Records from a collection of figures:

★ ★ ★ ★ ★

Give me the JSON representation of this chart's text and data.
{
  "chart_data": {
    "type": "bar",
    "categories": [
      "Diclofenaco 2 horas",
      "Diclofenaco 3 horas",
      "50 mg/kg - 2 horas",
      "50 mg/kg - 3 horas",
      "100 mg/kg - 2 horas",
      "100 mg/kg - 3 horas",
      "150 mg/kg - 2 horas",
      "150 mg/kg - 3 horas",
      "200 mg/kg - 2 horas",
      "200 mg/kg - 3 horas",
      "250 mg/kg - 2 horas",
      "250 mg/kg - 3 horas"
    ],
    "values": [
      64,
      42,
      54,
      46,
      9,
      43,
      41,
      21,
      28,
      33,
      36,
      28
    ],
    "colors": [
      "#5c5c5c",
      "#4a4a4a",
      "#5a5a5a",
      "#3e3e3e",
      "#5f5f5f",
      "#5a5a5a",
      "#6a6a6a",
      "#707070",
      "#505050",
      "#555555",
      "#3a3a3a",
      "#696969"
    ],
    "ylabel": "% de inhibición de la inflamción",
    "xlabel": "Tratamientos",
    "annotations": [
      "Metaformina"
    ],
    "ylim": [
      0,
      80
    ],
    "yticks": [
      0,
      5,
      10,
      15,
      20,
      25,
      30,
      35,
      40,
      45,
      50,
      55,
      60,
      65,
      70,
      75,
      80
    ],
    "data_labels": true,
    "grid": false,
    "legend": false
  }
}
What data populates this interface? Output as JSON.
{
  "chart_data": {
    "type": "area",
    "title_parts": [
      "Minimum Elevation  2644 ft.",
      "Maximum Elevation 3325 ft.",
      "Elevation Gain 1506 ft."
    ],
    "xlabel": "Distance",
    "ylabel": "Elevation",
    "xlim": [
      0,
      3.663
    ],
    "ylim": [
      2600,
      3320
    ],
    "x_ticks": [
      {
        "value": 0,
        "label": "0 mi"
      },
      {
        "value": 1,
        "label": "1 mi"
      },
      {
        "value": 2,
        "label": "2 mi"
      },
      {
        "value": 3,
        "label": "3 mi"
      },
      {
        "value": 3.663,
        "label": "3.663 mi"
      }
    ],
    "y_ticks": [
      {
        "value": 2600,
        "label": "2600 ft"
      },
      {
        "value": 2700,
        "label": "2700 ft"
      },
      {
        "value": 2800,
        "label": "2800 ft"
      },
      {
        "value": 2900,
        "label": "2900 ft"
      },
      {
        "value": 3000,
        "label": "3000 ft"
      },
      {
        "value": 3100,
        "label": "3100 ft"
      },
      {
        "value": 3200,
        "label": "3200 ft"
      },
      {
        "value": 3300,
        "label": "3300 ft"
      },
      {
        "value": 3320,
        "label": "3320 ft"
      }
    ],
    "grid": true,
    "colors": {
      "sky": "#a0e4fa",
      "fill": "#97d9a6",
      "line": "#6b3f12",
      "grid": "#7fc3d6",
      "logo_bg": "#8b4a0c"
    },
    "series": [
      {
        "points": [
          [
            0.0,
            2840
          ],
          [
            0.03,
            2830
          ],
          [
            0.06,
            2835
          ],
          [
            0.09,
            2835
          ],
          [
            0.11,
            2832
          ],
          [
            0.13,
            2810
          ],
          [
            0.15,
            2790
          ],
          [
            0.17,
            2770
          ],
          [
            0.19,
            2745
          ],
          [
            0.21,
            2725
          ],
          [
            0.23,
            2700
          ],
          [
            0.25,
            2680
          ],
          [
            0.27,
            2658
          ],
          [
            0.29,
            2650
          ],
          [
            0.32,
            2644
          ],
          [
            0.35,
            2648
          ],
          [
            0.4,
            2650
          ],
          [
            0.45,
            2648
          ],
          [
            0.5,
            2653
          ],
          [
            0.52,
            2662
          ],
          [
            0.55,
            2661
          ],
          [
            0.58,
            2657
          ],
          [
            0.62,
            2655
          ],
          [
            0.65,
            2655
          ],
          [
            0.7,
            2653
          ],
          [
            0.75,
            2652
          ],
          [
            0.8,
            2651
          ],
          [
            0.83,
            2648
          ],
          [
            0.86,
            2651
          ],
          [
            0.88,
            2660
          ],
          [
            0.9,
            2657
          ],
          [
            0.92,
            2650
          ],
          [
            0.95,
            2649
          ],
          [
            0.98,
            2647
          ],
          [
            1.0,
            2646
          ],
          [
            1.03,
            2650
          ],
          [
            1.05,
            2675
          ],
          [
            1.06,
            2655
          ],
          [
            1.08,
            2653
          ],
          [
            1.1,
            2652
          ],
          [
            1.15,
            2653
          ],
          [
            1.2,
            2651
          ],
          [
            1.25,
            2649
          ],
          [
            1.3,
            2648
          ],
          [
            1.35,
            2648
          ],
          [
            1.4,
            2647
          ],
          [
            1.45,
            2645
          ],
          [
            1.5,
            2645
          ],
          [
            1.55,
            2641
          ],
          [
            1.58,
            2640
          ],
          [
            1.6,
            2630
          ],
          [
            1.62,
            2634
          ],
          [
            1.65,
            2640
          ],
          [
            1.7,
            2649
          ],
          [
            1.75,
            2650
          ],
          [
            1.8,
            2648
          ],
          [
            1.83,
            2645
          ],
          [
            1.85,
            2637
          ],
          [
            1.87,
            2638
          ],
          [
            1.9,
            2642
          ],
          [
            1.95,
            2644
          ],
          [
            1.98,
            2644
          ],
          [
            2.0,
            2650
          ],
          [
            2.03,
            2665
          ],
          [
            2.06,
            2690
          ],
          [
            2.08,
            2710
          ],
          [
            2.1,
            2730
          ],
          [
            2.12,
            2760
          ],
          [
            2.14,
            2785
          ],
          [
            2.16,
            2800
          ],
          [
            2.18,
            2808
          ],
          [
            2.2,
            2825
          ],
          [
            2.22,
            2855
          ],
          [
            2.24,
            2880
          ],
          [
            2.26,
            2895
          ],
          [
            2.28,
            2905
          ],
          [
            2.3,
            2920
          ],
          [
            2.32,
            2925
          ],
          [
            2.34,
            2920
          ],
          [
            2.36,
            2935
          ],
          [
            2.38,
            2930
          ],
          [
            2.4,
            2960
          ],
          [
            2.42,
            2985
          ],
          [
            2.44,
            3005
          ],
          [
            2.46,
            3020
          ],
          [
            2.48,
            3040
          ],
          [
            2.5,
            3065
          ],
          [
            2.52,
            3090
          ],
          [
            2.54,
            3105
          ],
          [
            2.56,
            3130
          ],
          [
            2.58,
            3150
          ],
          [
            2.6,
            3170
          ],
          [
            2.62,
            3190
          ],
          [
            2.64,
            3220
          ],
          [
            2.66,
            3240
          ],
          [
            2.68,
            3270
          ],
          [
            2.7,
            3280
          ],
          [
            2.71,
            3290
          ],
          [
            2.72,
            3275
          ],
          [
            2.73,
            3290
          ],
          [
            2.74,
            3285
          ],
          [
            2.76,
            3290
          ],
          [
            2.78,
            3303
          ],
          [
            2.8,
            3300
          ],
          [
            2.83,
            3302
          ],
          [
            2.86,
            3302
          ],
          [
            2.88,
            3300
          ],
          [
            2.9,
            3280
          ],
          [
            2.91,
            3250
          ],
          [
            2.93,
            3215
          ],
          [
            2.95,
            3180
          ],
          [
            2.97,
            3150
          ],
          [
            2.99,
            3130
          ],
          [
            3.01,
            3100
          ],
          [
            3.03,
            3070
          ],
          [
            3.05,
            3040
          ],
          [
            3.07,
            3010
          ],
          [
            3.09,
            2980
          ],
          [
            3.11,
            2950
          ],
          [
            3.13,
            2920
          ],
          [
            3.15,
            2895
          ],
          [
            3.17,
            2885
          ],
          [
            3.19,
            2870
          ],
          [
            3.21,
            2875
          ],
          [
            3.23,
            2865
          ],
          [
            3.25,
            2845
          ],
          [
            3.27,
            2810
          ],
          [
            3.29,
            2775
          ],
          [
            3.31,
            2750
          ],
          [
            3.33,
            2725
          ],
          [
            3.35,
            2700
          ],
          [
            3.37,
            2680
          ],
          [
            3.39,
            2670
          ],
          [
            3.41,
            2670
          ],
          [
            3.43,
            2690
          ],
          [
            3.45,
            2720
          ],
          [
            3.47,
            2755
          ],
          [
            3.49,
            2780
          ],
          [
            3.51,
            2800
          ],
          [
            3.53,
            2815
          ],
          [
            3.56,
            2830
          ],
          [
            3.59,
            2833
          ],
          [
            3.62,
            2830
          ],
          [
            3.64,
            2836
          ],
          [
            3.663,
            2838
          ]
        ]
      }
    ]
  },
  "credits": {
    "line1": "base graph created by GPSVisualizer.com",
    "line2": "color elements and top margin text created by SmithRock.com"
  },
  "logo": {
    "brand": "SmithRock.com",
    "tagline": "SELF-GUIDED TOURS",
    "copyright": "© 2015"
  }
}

★ ★ ★ ★ ★

TASK PROMPT: Among the lines of the material, find those that hold the word "SmithRock" and copy them.

THE RESPONSE:
    "line2": "color elements and top margin text created by SmithRock.com"
    "brand": "SmithRock.com",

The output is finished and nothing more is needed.